* Short task:
Turn the records from the line with "Give bounding boxes" to the line with "share-icon: ⊙: [346, 1134, 354, 1145]", both ends included, into a JSON list of strings with one string per line, leaving out blank lines.

* START Exercise material *

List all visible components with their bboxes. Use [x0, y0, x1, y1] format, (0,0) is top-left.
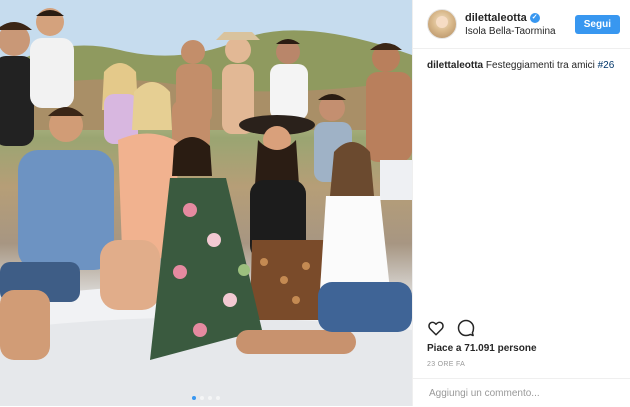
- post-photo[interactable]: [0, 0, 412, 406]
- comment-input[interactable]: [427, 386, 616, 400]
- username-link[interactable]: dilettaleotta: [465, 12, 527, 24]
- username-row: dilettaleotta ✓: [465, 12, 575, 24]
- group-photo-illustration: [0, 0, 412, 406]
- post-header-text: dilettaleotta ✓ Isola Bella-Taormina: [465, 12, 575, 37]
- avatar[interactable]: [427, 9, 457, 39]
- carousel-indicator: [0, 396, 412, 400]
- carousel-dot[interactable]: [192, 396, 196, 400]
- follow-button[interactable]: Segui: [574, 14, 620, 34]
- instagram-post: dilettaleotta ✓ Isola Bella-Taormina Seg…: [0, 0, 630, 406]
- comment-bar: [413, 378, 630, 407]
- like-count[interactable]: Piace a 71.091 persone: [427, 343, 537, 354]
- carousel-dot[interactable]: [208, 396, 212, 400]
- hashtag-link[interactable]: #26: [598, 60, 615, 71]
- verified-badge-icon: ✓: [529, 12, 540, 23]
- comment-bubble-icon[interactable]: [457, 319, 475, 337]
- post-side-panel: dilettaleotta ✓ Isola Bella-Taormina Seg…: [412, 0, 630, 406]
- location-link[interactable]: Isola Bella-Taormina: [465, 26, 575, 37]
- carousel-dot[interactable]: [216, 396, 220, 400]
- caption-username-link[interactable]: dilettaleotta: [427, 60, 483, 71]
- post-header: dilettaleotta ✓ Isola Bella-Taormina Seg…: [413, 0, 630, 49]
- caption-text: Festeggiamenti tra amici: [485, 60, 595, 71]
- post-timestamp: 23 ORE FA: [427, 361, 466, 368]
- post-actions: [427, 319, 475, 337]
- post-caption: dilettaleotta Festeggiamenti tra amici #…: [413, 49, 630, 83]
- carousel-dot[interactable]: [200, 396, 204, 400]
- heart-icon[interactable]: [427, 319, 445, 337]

* END Exercise material *
* START Exercise material *

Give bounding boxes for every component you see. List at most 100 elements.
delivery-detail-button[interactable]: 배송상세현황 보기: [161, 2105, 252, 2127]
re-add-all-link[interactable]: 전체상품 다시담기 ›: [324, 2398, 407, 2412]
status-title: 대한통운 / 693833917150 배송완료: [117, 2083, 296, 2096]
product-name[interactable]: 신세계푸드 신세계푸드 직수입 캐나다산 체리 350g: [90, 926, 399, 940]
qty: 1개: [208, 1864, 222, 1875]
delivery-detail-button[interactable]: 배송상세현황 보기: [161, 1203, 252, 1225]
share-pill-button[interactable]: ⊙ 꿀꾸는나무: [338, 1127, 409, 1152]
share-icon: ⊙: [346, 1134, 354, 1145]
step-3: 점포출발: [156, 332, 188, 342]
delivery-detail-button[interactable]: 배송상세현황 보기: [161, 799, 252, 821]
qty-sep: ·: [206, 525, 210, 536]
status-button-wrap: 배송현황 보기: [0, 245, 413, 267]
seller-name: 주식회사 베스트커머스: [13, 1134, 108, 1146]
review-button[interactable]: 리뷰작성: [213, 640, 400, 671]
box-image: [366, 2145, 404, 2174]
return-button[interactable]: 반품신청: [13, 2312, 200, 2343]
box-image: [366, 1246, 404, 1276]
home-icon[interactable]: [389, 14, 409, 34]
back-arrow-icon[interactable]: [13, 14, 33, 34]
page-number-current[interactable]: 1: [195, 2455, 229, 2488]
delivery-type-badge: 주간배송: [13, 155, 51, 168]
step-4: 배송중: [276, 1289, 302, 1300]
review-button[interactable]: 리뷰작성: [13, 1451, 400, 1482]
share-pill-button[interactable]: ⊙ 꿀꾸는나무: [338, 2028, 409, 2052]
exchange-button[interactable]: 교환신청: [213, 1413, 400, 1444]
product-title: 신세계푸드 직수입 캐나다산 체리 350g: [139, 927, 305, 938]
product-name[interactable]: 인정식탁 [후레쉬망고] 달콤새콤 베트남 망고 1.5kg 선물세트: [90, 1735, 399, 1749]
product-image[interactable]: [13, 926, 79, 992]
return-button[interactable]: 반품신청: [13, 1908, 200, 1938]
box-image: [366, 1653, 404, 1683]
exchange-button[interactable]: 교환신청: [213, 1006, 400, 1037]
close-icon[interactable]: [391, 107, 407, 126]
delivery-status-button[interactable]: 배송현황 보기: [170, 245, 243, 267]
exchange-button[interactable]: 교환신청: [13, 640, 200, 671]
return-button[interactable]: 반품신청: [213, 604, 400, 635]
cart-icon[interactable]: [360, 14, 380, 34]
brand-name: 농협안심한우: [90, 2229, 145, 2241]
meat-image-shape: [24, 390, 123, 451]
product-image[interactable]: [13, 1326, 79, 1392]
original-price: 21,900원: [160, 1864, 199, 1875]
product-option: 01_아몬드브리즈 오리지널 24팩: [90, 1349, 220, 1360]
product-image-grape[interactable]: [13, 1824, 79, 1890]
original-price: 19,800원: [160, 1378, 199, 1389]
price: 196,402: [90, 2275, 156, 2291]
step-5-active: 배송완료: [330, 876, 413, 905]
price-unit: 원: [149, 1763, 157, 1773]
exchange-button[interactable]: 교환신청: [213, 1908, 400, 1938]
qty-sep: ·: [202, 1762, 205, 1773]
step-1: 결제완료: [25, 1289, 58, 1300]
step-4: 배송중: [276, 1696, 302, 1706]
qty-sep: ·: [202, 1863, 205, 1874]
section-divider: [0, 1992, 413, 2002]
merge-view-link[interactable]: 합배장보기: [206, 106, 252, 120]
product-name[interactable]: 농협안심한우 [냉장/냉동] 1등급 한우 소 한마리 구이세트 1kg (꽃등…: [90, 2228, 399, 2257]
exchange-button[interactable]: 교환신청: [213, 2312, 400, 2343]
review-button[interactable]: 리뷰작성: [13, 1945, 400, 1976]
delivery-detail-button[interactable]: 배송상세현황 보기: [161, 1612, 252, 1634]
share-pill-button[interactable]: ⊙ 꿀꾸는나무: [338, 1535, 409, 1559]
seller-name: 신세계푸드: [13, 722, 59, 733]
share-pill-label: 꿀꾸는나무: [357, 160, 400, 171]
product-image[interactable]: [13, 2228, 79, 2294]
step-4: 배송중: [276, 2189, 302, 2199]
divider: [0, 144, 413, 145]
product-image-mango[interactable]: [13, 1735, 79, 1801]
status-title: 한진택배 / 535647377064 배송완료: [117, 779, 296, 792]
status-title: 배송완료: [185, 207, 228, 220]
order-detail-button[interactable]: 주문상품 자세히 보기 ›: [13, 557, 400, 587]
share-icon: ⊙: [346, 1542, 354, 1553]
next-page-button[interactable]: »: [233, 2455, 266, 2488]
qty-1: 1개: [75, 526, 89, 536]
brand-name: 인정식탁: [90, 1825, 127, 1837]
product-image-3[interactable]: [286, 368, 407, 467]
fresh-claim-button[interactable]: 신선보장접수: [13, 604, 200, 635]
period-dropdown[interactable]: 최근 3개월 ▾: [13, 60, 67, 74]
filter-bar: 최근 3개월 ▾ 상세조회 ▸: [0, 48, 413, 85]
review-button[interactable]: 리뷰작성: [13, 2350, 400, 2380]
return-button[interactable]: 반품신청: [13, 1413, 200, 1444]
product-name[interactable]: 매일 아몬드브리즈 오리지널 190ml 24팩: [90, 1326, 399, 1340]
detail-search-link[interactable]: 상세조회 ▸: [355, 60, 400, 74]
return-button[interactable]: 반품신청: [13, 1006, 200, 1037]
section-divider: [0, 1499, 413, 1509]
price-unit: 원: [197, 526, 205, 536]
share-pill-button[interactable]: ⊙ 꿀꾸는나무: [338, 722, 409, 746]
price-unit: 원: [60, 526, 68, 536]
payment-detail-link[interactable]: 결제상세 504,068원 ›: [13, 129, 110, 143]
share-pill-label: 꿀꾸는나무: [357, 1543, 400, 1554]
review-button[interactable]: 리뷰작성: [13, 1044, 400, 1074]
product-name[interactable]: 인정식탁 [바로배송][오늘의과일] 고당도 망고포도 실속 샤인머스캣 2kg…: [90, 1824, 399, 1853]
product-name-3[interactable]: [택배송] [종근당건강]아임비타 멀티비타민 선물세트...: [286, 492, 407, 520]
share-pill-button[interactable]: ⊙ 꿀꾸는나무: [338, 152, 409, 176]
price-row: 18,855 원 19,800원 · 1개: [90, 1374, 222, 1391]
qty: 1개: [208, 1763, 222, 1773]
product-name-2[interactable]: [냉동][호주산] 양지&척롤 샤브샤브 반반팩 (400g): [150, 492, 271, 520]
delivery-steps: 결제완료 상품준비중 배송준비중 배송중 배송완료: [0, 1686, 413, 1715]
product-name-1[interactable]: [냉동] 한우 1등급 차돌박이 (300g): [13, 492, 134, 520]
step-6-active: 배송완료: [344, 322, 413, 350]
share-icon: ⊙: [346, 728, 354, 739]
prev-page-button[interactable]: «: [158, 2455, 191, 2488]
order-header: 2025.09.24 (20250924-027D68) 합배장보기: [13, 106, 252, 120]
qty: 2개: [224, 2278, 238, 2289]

* END Exercise material *

* Task output:
[
  "Give bounding boxes for every component you see. List at most 100 elements.",
  "delivery-detail-button[interactable]: 배송상세현황 보기: [161, 2105, 252, 2127]",
  "re-add-all-link[interactable]: 전체상품 다시담기 ›: [324, 2398, 407, 2412]",
  "status-title: 대한통운 / 693833917150 배송완료: [117, 2083, 296, 2096]",
  "product-name[interactable]: 신세계푸드 신세계푸드 직수입 캐나다산 체리 350g: [90, 926, 399, 940]",
  "qty: 1개: [208, 1864, 222, 1875]",
  "delivery-detail-button[interactable]: 배송상세현황 보기: [161, 1203, 252, 1225]",
  "share-pill-button[interactable]: ⊙ 꿀꾸는나무: [338, 1127, 409, 1152]",
  "share-icon: ⊙: [346, 1134, 354, 1145]"
]